» **Records**:
-----

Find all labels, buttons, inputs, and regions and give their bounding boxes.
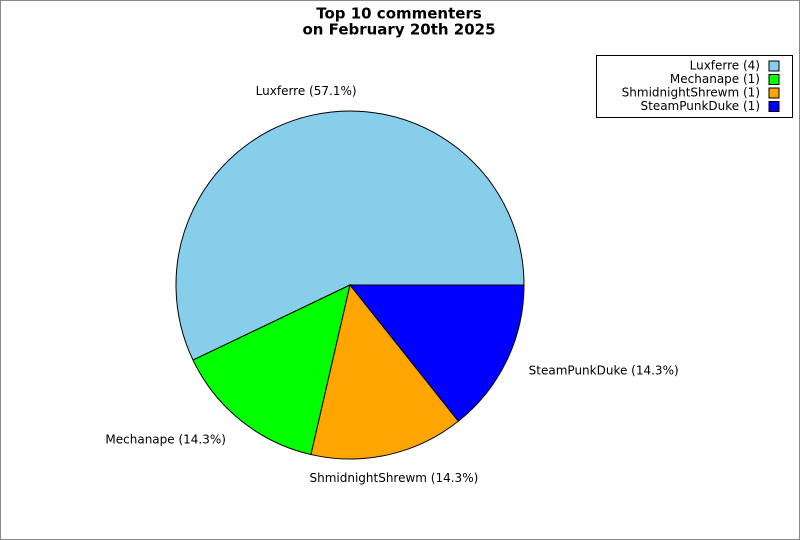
legend-box — [596, 55, 793, 118]
legend-label: ShmidnightShrewm (1) — [622, 86, 760, 100]
legend-swatch — [768, 87, 780, 99]
legend-swatch — [768, 60, 780, 72]
chart-title: Top 10 commenters — [316, 5, 482, 23]
pie-slice — [310, 283, 460, 460]
legend-swatch — [768, 74, 780, 85]
pie-slice — [192, 284, 351, 456]
pie-slice — [175, 110, 525, 361]
legend-swatch — [768, 101, 780, 112]
slice-label: Mechanape (14.3%) — [105, 432, 226, 446]
legend-label: Luxferre (4) — [690, 59, 760, 73]
chart-subtitle: on February 20th 2025 — [302, 21, 495, 39]
pie-slice — [348, 284, 525, 422]
slice-label: ShmidnightShrewm (14.3%) — [309, 471, 478, 485]
legend-label: SteamPunkDuke (1) — [641, 99, 761, 113]
slice-label: SteamPunkDuke (14.3%) — [529, 364, 679, 378]
legend-label: Mechanape (1) — [670, 72, 760, 86]
slice-label: Luxferre (57.1%) — [256, 84, 357, 98]
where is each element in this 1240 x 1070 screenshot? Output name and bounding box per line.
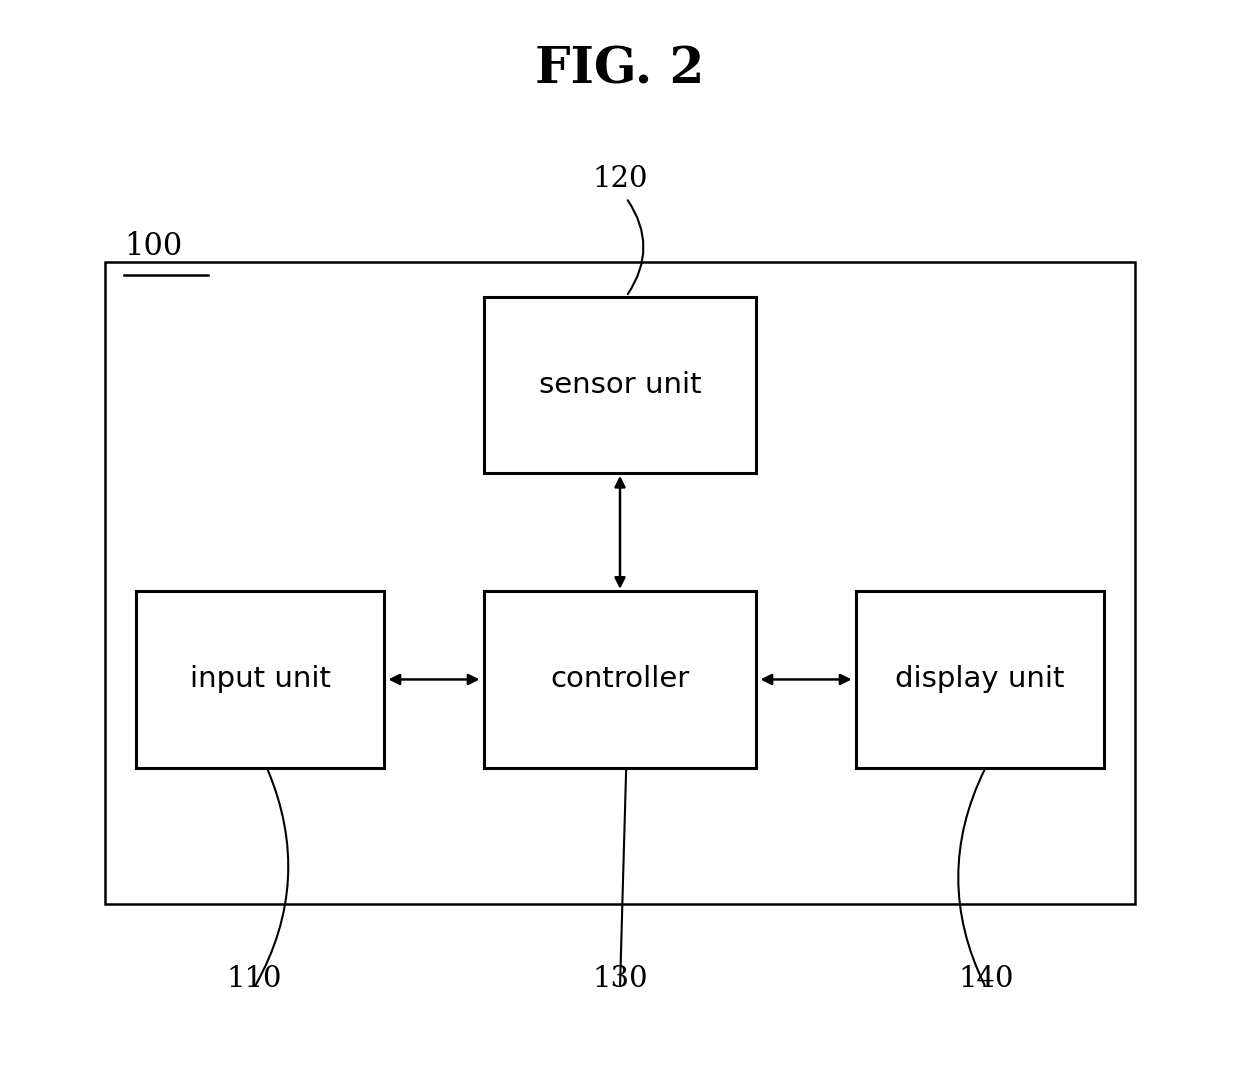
Text: 110: 110 [227, 965, 281, 993]
Text: 130: 130 [593, 965, 647, 993]
Text: input unit: input unit [190, 666, 331, 693]
Bar [484, 591, 756, 768]
Text: display unit: display unit [895, 666, 1064, 693]
Bar [136, 591, 384, 768]
Text: sensor unit: sensor unit [538, 371, 702, 399]
Bar [105, 262, 1135, 904]
Bar [856, 591, 1104, 768]
Bar [484, 296, 756, 473]
Text: controller: controller [551, 666, 689, 693]
Text: 120: 120 [593, 165, 647, 193]
Text: FIG. 2: FIG. 2 [536, 45, 704, 94]
Text: 140: 140 [959, 965, 1013, 993]
Text: 100: 100 [124, 231, 182, 262]
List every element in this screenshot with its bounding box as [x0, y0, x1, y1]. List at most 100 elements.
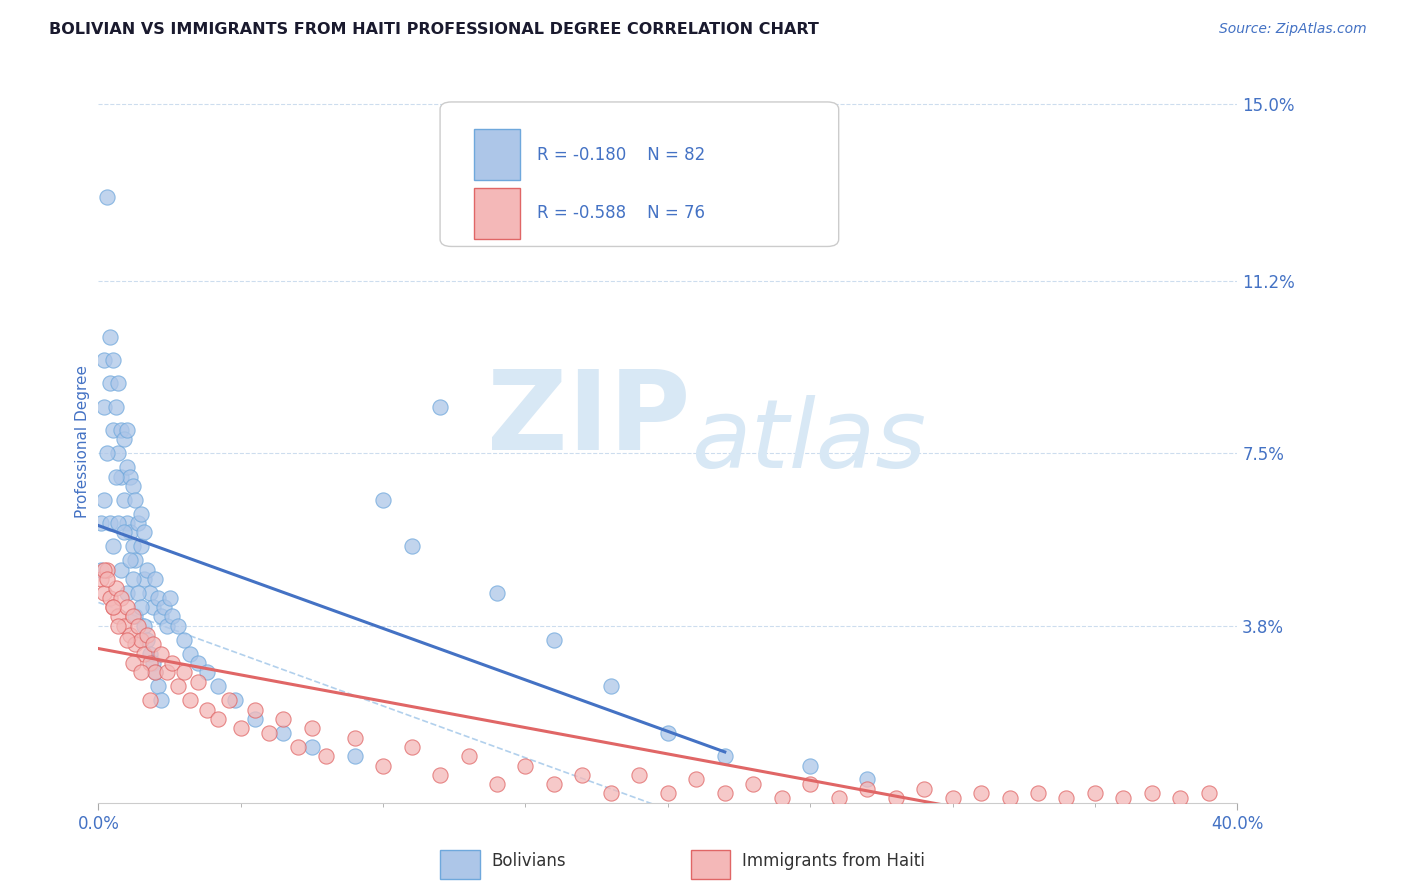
Point — [93, 492, 115, 507]
Point — [110, 591, 132, 605]
Point — [856, 781, 879, 796]
Point — [1198, 787, 1220, 801]
Point — [1026, 787, 1049, 801]
Point — [101, 540, 124, 554]
Point — [543, 632, 565, 647]
Point — [112, 432, 135, 446]
Point — [207, 712, 229, 726]
Point — [90, 516, 112, 530]
Point — [138, 586, 160, 600]
Point — [96, 446, 118, 460]
Point — [148, 591, 170, 605]
Point — [129, 600, 152, 615]
Point — [1084, 787, 1107, 801]
Point — [343, 749, 366, 764]
Point — [429, 400, 451, 414]
Point — [93, 563, 115, 577]
Point — [229, 721, 252, 735]
Text: atlas: atlas — [690, 395, 925, 488]
Point — [124, 609, 146, 624]
Point — [135, 628, 157, 642]
Point — [145, 665, 167, 680]
Bar — [474, 129, 520, 180]
Point — [343, 731, 366, 745]
Point — [195, 702, 218, 716]
Point — [98, 591, 121, 605]
Point — [112, 525, 135, 540]
Point — [135, 563, 157, 577]
Point — [127, 516, 149, 530]
Point — [129, 507, 152, 521]
Point — [110, 423, 132, 437]
Point — [429, 768, 451, 782]
Bar — [690, 850, 731, 879]
Point — [107, 516, 129, 530]
Point — [121, 572, 143, 586]
Text: Bolivians: Bolivians — [491, 852, 567, 870]
Point — [486, 777, 509, 791]
Point — [259, 726, 281, 740]
Point — [132, 647, 155, 661]
Point — [657, 787, 679, 801]
Point — [243, 702, 266, 716]
Point — [110, 469, 132, 483]
Point — [685, 772, 707, 787]
Point — [167, 618, 190, 632]
Text: BOLIVIAN VS IMMIGRANTS FROM HAITI PROFESSIONAL DEGREE CORRELATION CHART: BOLIVIAN VS IMMIGRANTS FROM HAITI PROFES… — [49, 22, 820, 37]
Point — [657, 726, 679, 740]
Point — [1056, 791, 1078, 805]
Point — [104, 400, 127, 414]
Point — [132, 618, 155, 632]
Point — [118, 525, 141, 540]
Point — [942, 791, 965, 805]
Point — [401, 540, 423, 554]
Point — [828, 791, 851, 805]
Point — [96, 190, 118, 204]
Point — [124, 637, 146, 651]
Point — [401, 739, 423, 754]
Point — [714, 787, 737, 801]
Point — [162, 656, 184, 670]
Point — [998, 791, 1021, 805]
Point — [132, 525, 155, 540]
Point — [970, 787, 993, 801]
Point — [121, 609, 143, 624]
Point — [173, 665, 195, 680]
Point — [124, 492, 146, 507]
Point — [543, 777, 565, 791]
Point — [373, 492, 395, 507]
Point — [115, 600, 138, 615]
Point — [115, 632, 138, 647]
Point — [96, 572, 118, 586]
Bar — [474, 188, 520, 238]
Point — [90, 572, 112, 586]
Point — [101, 353, 124, 368]
Point — [515, 758, 537, 772]
Point — [148, 679, 170, 693]
Point — [98, 329, 121, 343]
Point — [301, 721, 323, 735]
Point — [107, 609, 129, 624]
Point — [187, 674, 209, 689]
Point — [138, 647, 160, 661]
Point — [101, 600, 124, 615]
Point — [273, 726, 295, 740]
Point — [118, 553, 141, 567]
Point — [129, 665, 152, 680]
Point — [121, 540, 143, 554]
Point — [93, 353, 115, 368]
Point — [101, 423, 124, 437]
Point — [162, 609, 184, 624]
Point — [145, 665, 167, 680]
Point — [173, 632, 195, 647]
Point — [141, 600, 163, 615]
Point — [135, 632, 157, 647]
Point — [315, 749, 337, 764]
Text: R = -0.180    N = 82: R = -0.180 N = 82 — [537, 145, 706, 164]
Point — [912, 781, 935, 796]
Point — [98, 376, 121, 391]
Point — [127, 586, 149, 600]
Point — [195, 665, 218, 680]
Point — [1140, 787, 1163, 801]
Point — [141, 637, 163, 651]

-----

» **TASK PROMPT**: Give every line of the rows above as a numbered list, skipping any blank lines. Leave the pictures out of the answer.

» **ANSWER IN FULL**:
1. Find all labels, buttons, inputs, and regions and give their bounding boxes.
2. legend-box — [596, 55, 793, 118]
3. legend-label: ShmidnightShrewm (1) — [622, 86, 760, 100]
4. legend-swatch — [768, 87, 780, 99]
5. legend-swatch — [768, 60, 780, 72]
6. chart-title: Top 10 commenters — [316, 5, 482, 23]
7. pie-slice — [310, 283, 460, 460]
8. legend-swatch — [768, 74, 780, 85]
9. pie-slice — [192, 284, 351, 456]
10. pie-slice — [175, 110, 525, 361]
11. legend-swatch — [768, 101, 780, 112]
12. slice-label: Mechanape (14.3%) — [105, 432, 226, 446]
13. legend-label: Luxferre (4) — [690, 59, 760, 73]
14. chart-subtitle: on February 20th 2025 — [302, 21, 495, 39]
15. pie-slice — [348, 284, 525, 422]
16. slice-label: ShmidnightShrewm (14.3%) — [309, 471, 478, 485]
17. legend-label: SteamPunkDuke (1) — [641, 99, 761, 113]
18. slice-label: SteamPunkDuke (14.3%) — [529, 364, 679, 378]
19. legend-label: Mechanape (1) — [670, 72, 760, 86]
20. slice-label: Luxferre (57.1%) — [256, 84, 357, 98]
21. where is each element in this 1240 x 1070 screenshot? Output name and bounding box per line.
22. Text: 110: 110 [227, 965, 281, 993]
23. Text: 130: 130 [593, 965, 647, 993]
24. Text: input unit: input unit [190, 666, 331, 693]
25. Bar [484, 591, 756, 768]
26. Text: display unit: display unit [895, 666, 1064, 693]
27. Bar [136, 591, 384, 768]
28. Text: sensor unit: sensor unit [538, 371, 702, 399]
29. Bar [105, 262, 1135, 904]
30. Bar [856, 591, 1104, 768]
31. Bar [484, 296, 756, 473]
32. Text: controller: controller [551, 666, 689, 693]
33. Text: 120: 120 [593, 165, 647, 193]
34. Text: FIG. 2: FIG. 2 [536, 45, 704, 94]
35. Text: 140: 140 [959, 965, 1013, 993]
36. Text: 100: 100 [124, 231, 182, 262]
37. List every element in this screenshot with its bounding box as [x0, y0, x1, y1]. List at most 100 elements.
38. Point — [93, 492, 115, 507]
39. Point — [110, 591, 132, 605]
40. Point — [856, 781, 879, 796]
41. Point — [1198, 787, 1220, 801]
42. Point — [1026, 787, 1049, 801]
43. Point — [101, 540, 124, 554]
44. Point — [543, 632, 565, 647]
45. Point — [112, 432, 135, 446]
46. Point — [207, 712, 229, 726]
47. Point — [90, 516, 112, 530]
48. Point — [138, 586, 160, 600]
49. Point — [96, 446, 118, 460]
50. Point — [148, 591, 170, 605]
51. Point — [129, 600, 152, 615]
52. Point — [1084, 787, 1107, 801]
53. Point — [343, 749, 366, 764]
54. Point — [429, 400, 451, 414]
55. Point — [93, 563, 115, 577]
56. Point — [229, 721, 252, 735]
57. Text: atlas: atlas — [690, 395, 925, 488]
58. Point — [124, 609, 146, 624]
59. Point — [135, 628, 157, 642]
60. Point — [145, 665, 167, 680]
61. Bar — [474, 129, 520, 180]
62. Point — [343, 731, 366, 745]
63. Point — [195, 702, 218, 716]
64. Point — [98, 591, 121, 605]
65. Point — [112, 525, 135, 540]
66. Point — [135, 563, 157, 577]
67. Point — [127, 516, 149, 530]
68. Point — [129, 507, 152, 521]
69. Point — [110, 423, 132, 437]
70. Point — [429, 768, 451, 782]
71. Bar — [690, 850, 731, 879]
72. Point — [107, 516, 129, 530]
73. Point — [121, 572, 143, 586]
74. Text: Bolivians: Bolivians — [491, 852, 567, 870]
75. Point — [486, 777, 509, 791]
76. Point — [259, 726, 281, 740]
77. Point — [132, 647, 155, 661]
78. Point — [657, 787, 679, 801]
79. Point — [243, 702, 266, 716]
80. Point — [110, 469, 132, 483]
81. Point — [685, 772, 707, 787]
82. Point — [167, 618, 190, 632]
83. Text: BOLIVIAN VS IMMIGRANTS FROM HAITI PROFESSIONAL DEGREE CORRELATION CHART: BOLIVIAN VS IMMIGRANTS FROM HAITI PROFES… — [49, 22, 820, 37]
84. Point — [657, 726, 679, 740]
85. Point — [1056, 791, 1078, 805]
86. Point — [104, 400, 127, 414]
87. Point — [132, 618, 155, 632]
88. Point — [118, 525, 141, 540]
89. Point — [942, 791, 965, 805]
90. Point — [401, 540, 423, 554]
91. Point — [828, 791, 851, 805]
92. Point — [96, 190, 118, 204]
93. Point — [124, 637, 146, 651]
94. Point — [401, 739, 423, 754]
95. Point — [714, 787, 737, 801]
96. Point — [162, 656, 184, 670]
97. Point — [998, 791, 1021, 805]
98. Point — [132, 525, 155, 540]
99. Point — [970, 787, 993, 801]
100. Point — [121, 609, 143, 624]
101. Point — [173, 665, 195, 680]
102. Point — [124, 492, 146, 507]
103. Point — [543, 777, 565, 791]
104. Point — [373, 492, 395, 507]
105. Point — [115, 600, 138, 615]
106. Point — [115, 632, 138, 647]
107. Point — [96, 572, 118, 586]
108. Bar — [474, 188, 520, 238]
109. Point — [90, 572, 112, 586]
110. Point — [101, 353, 124, 368]
111. Point — [515, 758, 537, 772]
112. Point — [148, 679, 170, 693]
113. Point — [98, 329, 121, 343]
114. Point — [301, 721, 323, 735]
115. Point — [107, 609, 129, 624]
116. Point — [187, 674, 209, 689]
117. Point — [138, 647, 160, 661]
118. Point — [101, 600, 124, 615]
119. Point — [273, 726, 295, 740]
120. Point — [118, 553, 141, 567]
121. Point — [129, 665, 152, 680]
122. Point — [121, 540, 143, 554]
123. Point — [93, 353, 115, 368]
124. Point — [101, 423, 124, 437]
125. Point — [162, 609, 184, 624]
126. Point — [145, 665, 167, 680]
127. Point — [173, 632, 195, 647]
128. Point — [141, 600, 163, 615]
129. Point — [135, 632, 157, 647]
130. Point — [315, 749, 337, 764]
131. Text: R = -0.180    N = 82: R = -0.180 N = 82 — [537, 145, 706, 164]
132. Point — [912, 781, 935, 796]
133. Point — [98, 376, 121, 391]
134. Point — [127, 586, 149, 600]
135. Point — [195, 665, 218, 680]
136. Point — [1140, 787, 1163, 801]
137. Point — [141, 637, 163, 651]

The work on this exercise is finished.